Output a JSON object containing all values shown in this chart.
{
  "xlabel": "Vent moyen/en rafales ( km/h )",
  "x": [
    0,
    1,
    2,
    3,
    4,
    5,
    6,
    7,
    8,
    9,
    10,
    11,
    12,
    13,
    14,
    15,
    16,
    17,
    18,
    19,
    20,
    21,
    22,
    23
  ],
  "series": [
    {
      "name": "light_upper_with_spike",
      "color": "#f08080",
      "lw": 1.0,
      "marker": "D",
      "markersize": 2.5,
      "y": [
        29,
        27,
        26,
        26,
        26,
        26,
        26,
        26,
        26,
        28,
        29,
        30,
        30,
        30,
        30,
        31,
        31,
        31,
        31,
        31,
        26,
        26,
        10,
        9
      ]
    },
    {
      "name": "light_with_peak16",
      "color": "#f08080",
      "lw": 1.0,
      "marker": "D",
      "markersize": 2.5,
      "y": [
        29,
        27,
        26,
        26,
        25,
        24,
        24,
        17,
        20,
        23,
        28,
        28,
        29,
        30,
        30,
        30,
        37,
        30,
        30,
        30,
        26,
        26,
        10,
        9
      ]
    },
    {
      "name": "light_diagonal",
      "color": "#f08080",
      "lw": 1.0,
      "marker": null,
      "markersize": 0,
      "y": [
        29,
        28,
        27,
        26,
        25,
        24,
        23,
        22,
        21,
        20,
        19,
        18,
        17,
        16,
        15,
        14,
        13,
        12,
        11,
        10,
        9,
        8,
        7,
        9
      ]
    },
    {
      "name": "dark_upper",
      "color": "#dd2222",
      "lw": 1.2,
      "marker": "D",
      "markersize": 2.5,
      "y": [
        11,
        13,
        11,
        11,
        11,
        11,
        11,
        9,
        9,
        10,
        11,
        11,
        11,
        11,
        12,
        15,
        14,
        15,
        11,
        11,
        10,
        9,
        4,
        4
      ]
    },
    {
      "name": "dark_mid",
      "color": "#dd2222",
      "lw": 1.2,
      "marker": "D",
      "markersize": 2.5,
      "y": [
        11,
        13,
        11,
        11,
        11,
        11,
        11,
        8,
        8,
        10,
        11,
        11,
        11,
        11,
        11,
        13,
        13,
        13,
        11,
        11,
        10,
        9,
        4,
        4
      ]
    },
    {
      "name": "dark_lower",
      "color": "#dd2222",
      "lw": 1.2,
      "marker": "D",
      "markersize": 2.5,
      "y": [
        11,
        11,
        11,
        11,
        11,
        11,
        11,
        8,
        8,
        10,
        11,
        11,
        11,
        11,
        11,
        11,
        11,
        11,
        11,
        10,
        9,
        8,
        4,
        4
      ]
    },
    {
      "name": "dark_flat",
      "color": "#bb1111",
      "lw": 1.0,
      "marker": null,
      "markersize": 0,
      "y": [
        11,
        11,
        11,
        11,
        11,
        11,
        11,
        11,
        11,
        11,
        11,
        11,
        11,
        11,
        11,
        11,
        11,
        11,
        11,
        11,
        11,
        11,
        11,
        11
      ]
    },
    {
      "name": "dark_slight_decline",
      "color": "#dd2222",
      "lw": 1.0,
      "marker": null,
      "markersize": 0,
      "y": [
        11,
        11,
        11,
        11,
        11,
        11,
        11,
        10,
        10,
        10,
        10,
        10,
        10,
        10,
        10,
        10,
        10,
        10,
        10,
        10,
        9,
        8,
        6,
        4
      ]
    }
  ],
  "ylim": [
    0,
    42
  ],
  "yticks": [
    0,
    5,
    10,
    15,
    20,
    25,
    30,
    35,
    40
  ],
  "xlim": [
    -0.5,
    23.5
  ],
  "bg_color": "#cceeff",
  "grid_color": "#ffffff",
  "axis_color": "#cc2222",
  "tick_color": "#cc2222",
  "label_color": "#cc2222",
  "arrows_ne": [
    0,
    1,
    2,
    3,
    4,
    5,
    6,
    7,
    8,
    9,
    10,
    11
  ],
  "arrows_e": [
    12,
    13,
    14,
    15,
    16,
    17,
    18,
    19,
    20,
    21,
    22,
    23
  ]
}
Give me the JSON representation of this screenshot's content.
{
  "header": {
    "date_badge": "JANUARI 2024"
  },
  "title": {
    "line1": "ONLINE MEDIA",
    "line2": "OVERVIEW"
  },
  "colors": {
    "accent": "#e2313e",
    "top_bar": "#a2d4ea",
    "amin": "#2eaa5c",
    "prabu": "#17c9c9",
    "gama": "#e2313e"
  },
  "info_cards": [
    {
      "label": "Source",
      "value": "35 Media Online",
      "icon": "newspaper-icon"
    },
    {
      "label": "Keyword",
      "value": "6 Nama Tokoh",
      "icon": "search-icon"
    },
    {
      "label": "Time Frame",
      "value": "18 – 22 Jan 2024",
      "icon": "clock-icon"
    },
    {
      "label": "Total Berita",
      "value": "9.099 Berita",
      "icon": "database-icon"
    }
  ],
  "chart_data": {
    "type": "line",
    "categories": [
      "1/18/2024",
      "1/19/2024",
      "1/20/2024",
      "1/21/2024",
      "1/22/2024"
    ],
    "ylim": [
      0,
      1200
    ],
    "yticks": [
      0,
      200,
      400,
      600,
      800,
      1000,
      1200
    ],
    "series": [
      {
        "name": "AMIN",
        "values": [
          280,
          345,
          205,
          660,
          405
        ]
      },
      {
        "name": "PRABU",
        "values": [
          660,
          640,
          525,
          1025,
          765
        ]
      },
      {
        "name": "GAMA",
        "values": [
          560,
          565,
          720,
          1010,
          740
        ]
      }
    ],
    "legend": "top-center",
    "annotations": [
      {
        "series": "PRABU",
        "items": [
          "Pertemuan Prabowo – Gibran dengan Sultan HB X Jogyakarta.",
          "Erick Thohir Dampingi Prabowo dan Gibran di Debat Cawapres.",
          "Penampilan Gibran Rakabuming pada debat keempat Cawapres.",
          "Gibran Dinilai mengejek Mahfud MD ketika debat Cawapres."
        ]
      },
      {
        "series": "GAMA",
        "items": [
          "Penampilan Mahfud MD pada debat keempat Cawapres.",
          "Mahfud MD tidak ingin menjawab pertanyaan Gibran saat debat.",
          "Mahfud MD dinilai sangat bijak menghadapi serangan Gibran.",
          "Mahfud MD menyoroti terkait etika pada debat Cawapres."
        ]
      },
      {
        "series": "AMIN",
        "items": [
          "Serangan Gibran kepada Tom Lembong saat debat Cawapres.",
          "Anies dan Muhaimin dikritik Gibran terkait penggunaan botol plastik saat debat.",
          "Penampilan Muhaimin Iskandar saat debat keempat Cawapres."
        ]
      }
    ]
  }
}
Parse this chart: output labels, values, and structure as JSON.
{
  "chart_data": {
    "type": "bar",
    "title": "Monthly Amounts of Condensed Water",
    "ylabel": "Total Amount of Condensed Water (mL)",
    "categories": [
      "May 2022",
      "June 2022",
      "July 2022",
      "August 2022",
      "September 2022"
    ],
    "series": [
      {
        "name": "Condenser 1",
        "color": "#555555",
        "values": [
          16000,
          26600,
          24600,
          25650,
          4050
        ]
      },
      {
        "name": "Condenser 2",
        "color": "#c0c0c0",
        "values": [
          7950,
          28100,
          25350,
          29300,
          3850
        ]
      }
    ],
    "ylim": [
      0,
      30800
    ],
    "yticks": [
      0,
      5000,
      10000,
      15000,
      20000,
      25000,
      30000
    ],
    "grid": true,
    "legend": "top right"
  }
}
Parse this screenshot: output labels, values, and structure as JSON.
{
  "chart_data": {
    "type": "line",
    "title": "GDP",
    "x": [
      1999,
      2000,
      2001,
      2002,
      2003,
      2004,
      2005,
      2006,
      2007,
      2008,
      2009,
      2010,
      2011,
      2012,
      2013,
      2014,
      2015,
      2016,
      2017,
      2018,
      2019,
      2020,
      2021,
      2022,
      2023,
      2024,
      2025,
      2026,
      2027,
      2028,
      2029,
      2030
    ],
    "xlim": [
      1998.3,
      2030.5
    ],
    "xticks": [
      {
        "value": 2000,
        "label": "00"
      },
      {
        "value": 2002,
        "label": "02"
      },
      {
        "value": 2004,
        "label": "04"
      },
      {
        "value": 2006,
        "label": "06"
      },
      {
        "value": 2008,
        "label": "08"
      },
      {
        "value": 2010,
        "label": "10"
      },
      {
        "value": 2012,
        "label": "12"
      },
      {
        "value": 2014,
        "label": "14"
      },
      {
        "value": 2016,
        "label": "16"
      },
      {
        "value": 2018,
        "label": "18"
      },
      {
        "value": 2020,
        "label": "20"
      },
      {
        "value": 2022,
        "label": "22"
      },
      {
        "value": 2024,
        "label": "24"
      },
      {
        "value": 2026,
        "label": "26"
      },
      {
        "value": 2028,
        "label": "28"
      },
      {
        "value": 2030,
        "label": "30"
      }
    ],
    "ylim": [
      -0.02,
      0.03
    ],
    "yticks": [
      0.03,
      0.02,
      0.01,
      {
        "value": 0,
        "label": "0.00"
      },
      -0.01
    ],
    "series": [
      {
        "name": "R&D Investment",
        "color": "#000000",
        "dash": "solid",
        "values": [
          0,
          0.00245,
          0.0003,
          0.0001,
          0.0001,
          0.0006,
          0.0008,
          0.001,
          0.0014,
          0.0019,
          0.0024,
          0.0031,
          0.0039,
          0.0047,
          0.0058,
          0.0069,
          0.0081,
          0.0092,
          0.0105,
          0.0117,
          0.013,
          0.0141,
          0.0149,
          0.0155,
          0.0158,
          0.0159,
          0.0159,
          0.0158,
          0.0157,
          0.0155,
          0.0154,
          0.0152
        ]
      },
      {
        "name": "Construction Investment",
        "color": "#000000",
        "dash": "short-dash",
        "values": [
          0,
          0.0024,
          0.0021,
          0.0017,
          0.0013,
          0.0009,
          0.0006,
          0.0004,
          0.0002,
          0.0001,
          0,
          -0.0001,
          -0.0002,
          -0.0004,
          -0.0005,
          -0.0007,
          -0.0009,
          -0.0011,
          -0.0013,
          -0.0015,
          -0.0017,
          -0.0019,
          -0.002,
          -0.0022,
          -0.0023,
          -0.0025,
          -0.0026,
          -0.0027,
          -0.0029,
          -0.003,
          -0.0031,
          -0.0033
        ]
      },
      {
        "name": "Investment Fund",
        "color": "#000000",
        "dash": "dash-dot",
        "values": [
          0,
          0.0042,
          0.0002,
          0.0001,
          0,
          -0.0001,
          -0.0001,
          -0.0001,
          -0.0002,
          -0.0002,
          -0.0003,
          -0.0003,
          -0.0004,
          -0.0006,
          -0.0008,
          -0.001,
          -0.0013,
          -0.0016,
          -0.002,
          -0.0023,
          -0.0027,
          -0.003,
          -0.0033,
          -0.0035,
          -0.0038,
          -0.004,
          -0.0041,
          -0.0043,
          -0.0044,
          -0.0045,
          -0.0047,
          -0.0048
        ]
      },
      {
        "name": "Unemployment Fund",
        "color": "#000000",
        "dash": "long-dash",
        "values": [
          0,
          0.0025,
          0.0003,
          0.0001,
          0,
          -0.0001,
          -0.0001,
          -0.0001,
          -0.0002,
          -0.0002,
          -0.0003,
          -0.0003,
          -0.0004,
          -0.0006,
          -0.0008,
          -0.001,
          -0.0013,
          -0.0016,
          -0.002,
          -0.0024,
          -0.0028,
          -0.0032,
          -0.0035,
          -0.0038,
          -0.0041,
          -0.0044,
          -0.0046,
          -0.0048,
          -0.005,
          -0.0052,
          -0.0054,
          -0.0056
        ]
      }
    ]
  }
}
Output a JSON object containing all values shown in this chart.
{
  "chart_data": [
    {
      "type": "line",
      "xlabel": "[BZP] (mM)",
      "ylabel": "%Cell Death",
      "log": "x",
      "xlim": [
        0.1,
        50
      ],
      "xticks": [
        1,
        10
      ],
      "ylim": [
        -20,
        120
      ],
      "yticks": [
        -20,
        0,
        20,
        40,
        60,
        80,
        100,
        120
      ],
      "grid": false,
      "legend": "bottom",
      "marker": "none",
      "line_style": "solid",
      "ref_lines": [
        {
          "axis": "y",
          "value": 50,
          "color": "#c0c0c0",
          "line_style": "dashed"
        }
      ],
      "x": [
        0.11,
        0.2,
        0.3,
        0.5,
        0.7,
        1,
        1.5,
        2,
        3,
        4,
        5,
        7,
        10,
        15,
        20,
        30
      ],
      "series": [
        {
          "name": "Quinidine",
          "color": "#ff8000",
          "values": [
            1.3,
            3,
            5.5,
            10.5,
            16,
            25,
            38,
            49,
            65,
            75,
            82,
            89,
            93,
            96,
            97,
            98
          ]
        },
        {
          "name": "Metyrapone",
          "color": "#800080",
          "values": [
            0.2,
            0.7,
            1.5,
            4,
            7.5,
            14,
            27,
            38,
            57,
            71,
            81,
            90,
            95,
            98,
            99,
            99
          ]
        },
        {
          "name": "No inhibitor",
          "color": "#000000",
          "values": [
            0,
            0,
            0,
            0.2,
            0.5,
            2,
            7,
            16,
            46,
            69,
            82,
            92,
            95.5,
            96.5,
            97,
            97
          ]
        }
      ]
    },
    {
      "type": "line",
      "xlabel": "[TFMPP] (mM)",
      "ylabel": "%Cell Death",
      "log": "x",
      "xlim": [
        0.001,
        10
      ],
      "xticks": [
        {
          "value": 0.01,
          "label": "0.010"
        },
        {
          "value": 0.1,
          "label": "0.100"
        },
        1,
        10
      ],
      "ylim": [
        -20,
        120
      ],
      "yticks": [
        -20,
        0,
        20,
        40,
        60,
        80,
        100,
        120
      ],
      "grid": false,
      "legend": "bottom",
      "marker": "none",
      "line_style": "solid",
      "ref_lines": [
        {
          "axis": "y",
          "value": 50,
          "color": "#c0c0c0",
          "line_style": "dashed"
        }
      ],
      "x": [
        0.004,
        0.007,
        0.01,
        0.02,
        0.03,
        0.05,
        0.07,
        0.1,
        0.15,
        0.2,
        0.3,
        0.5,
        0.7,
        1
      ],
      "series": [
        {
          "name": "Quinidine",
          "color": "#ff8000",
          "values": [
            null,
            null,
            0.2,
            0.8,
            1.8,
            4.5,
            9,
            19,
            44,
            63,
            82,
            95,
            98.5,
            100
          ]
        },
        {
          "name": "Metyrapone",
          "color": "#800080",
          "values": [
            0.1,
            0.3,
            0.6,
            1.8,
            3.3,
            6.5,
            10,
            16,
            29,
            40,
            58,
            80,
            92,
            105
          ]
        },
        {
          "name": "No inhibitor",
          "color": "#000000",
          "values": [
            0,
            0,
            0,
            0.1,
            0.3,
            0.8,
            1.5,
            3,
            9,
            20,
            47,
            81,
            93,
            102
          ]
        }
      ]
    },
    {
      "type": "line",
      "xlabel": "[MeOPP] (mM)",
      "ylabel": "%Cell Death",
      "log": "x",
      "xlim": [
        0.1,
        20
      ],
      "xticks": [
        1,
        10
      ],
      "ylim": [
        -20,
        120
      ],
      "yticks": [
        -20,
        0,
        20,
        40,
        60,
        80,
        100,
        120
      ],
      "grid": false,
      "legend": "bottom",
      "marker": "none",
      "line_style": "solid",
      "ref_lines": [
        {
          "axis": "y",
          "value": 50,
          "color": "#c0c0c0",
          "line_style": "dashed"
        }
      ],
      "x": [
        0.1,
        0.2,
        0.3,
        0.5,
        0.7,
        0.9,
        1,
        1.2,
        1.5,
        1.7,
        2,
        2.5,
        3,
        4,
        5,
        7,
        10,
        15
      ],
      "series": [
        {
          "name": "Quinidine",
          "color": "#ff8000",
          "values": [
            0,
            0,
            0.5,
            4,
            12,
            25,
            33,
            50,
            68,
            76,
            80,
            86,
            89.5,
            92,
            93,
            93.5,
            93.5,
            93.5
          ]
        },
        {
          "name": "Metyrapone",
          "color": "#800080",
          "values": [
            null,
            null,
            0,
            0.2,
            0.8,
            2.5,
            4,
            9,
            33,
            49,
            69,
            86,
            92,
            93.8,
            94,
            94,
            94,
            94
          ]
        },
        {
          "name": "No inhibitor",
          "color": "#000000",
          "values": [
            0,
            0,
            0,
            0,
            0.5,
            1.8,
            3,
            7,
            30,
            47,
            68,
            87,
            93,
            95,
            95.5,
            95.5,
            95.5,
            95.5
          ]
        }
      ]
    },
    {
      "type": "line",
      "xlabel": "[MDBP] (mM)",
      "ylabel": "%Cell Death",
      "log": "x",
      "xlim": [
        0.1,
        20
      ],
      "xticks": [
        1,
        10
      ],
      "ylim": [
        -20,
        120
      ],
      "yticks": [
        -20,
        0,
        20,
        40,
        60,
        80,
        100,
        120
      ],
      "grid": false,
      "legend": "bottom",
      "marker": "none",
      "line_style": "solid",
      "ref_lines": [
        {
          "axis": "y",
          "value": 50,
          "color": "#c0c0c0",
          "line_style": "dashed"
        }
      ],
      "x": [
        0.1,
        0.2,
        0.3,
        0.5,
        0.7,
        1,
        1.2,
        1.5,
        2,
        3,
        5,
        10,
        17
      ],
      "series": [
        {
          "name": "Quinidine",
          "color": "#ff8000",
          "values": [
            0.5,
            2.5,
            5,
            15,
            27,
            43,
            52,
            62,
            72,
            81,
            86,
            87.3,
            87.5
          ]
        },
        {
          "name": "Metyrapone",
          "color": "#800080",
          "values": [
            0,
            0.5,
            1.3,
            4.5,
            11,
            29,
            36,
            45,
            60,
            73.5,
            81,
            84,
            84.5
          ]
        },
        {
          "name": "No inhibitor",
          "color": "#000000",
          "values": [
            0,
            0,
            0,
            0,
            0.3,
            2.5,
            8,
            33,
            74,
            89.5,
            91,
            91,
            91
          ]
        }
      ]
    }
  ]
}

————

Using the listing above, return all lines where the word "Muhaimin" occurs.

TASK RESULT:
          "Anies dan Muhaimin dikritik Gibran terkait penggunaan botol plastik saat debat.",
          "Penampilan Muhaimin Iskandar saat debat keempat Cawapres."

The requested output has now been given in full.